___ Exercise material ___
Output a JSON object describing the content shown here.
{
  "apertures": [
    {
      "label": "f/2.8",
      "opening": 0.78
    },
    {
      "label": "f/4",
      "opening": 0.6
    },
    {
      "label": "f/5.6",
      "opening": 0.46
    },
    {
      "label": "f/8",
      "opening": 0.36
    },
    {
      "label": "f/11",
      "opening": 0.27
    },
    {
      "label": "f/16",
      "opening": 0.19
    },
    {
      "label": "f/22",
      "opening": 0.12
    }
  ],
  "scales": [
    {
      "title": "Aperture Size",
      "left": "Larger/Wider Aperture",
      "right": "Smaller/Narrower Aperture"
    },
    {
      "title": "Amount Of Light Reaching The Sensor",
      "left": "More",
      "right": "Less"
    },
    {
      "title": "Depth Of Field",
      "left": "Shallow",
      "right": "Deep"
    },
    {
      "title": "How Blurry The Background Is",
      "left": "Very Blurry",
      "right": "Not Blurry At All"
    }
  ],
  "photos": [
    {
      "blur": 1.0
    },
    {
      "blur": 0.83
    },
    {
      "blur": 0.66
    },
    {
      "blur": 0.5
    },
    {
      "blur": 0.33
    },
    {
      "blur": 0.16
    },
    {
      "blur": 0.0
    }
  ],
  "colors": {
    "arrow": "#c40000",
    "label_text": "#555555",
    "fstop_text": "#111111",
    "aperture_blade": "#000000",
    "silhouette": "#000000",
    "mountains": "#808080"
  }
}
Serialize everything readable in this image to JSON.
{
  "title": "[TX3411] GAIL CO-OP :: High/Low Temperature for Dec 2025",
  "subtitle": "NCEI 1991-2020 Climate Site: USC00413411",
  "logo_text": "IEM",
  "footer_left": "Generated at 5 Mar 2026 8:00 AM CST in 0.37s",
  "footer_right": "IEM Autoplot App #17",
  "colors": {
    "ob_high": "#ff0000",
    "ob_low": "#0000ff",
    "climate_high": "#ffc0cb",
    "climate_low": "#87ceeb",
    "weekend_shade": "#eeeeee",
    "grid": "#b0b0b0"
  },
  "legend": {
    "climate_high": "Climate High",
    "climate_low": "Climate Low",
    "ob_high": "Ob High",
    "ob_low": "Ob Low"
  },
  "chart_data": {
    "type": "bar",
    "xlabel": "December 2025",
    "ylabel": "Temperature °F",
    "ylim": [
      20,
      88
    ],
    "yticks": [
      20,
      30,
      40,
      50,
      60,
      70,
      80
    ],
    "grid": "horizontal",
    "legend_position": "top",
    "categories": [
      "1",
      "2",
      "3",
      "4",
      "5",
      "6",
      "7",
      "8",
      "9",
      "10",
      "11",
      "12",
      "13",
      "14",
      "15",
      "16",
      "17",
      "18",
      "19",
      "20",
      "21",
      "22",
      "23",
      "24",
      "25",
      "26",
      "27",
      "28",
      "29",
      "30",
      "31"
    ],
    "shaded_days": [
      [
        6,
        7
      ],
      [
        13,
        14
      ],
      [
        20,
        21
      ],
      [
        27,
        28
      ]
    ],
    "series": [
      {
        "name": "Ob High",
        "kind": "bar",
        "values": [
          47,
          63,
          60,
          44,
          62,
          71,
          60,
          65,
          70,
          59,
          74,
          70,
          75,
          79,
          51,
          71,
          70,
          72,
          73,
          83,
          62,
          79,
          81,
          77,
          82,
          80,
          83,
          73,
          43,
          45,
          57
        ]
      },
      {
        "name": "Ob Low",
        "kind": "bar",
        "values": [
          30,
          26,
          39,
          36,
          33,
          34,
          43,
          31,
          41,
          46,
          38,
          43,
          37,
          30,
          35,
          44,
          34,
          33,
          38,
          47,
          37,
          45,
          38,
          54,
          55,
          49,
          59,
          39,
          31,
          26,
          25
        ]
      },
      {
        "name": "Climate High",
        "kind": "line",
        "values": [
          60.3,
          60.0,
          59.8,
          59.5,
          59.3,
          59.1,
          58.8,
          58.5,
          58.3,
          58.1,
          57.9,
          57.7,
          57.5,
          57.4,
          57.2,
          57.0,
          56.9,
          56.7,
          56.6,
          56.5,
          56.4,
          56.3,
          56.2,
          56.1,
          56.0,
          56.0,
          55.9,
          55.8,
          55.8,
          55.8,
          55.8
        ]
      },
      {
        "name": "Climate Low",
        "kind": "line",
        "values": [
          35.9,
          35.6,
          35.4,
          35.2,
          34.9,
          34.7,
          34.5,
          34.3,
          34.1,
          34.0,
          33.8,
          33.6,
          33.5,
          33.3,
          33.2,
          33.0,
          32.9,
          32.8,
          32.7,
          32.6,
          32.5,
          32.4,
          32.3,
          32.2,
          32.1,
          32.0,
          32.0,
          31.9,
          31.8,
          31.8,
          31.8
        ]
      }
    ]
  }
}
___
Your goal ▸ Repeat back the data above, exact to the last character.

Answer for this exercise ▸
Output a JSON object describing the content shown here.
{
  "apertures": [
    {
      "label": "f/2.8",
      "opening": 0.78
    },
    {
      "label": "f/4",
      "opening": 0.6
    },
    {
      "label": "f/5.6",
      "opening": 0.46
    },
    {
      "label": "f/8",
      "opening": 0.36
    },
    {
      "label": "f/11",
      "opening": 0.27
    },
    {
      "label": "f/16",
      "opening": 0.19
    },
    {
      "label": "f/22",
      "opening": 0.12
    }
  ],
  "scales": [
    {
      "title": "Aperture Size",
      "left": "Larger/Wider Aperture",
      "right": "Smaller/Narrower Aperture"
    },
    {
      "title": "Amount Of Light Reaching The Sensor",
      "left": "More",
      "right": "Less"
    },
    {
      "title": "Depth Of Field",
      "left": "Shallow",
      "right": "Deep"
    },
    {
      "title": "How Blurry The Background Is",
      "left": "Very Blurry",
      "right": "Not Blurry At All"
    }
  ],
  "photos": [
    {
      "blur": 1.0
    },
    {
      "blur": 0.83
    },
    {
      "blur": 0.66
    },
    {
      "blur": 0.5
    },
    {
      "blur": 0.33
    },
    {
      "blur": 0.16
    },
    {
      "blur": 0.0
    }
  ],
  "colors": {
    "arrow": "#c40000",
    "label_text": "#555555",
    "fstop_text": "#111111",
    "aperture_blade": "#000000",
    "silhouette": "#000000",
    "mountains": "#808080"
  }
}
Serialize everything readable in this image to JSON.
{
  "title": "[TX3411] GAIL CO-OP :: High/Low Temperature for Dec 2025",
  "subtitle": "NCEI 1991-2020 Climate Site: USC00413411",
  "logo_text": "IEM",
  "footer_left": "Generated at 5 Mar 2026 8:00 AM CST in 0.37s",
  "footer_right": "IEM Autoplot App #17",
  "colors": {
    "ob_high": "#ff0000",
    "ob_low": "#0000ff",
    "climate_high": "#ffc0cb",
    "climate_low": "#87ceeb",
    "weekend_shade": "#eeeeee",
    "grid": "#b0b0b0"
  },
  "legend": {
    "climate_high": "Climate High",
    "climate_low": "Climate Low",
    "ob_high": "Ob High",
    "ob_low": "Ob Low"
  },
  "chart_data": {
    "type": "bar",
    "xlabel": "December 2025",
    "ylabel": "Temperature °F",
    "ylim": [
      20,
      88
    ],
    "yticks": [
      20,
      30,
      40,
      50,
      60,
      70,
      80
    ],
    "grid": "horizontal",
    "legend_position": "top",
    "categories": [
      "1",
      "2",
      "3",
      "4",
      "5",
      "6",
      "7",
      "8",
      "9",
      "10",
      "11",
      "12",
      "13",
      "14",
      "15",
      "16",
      "17",
      "18",
      "19",
      "20",
      "21",
      "22",
      "23",
      "24",
      "25",
      "26",
      "27",
      "28",
      "29",
      "30",
      "31"
    ],
    "shaded_days": [
      [
        6,
        7
      ],
      [
        13,
        14
      ],
      [
        20,
        21
      ],
      [
        27,
        28
      ]
    ],
    "series": [
      {
        "name": "Ob High",
        "kind": "bar",
        "values": [
          47,
          63,
          60,
          44,
          62,
          71,
          60,
          65,
          70,
          59,
          74,
          70,
          75,
          79,
          51,
          71,
          70,
          72,
          73,
          83,
          62,
          79,
          81,
          77,
          82,
          80,
          83,
          73,
          43,
          45,
          57
        ]
      },
      {
        "name": "Ob Low",
        "kind": "bar",
        "values": [
          30,
          26,
          39,
          36,
          33,
          34,
          43,
          31,
          41,
          46,
          38,
          43,
          37,
          30,
          35,
          44,
          34,
          33,
          38,
          47,
          37,
          45,
          38,
          54,
          55,
          49,
          59,
          39,
          31,
          26,
          25
        ]
      },
      {
        "name": "Climate High",
        "kind": "line",
        "values": [
          60.3,
          60.0,
          59.8,
          59.5,
          59.3,
          59.1,
          58.8,
          58.5,
          58.3,
          58.1,
          57.9,
          57.7,
          57.5,
          57.4,
          57.2,
          57.0,
          56.9,
          56.7,
          56.6,
          56.5,
          56.4,
          56.3,
          56.2,
          56.1,
          56.0,
          56.0,
          55.9,
          55.8,
          55.8,
          55.8,
          55.8
        ]
      },
      {
        "name": "Climate Low",
        "kind": "line",
        "values": [
          35.9,
          35.6,
          35.4,
          35.2,
          34.9,
          34.7,
          34.5,
          34.3,
          34.1,
          34.0,
          33.8,
          33.6,
          33.5,
          33.3,
          33.2,
          33.0,
          32.9,
          32.8,
          32.7,
          32.6,
          32.5,
          32.4,
          32.3,
          32.2,
          32.1,
          32.0,
          32.0,
          31.9,
          31.8,
          31.8,
          31.8
        ]
      }
    ]
  }
}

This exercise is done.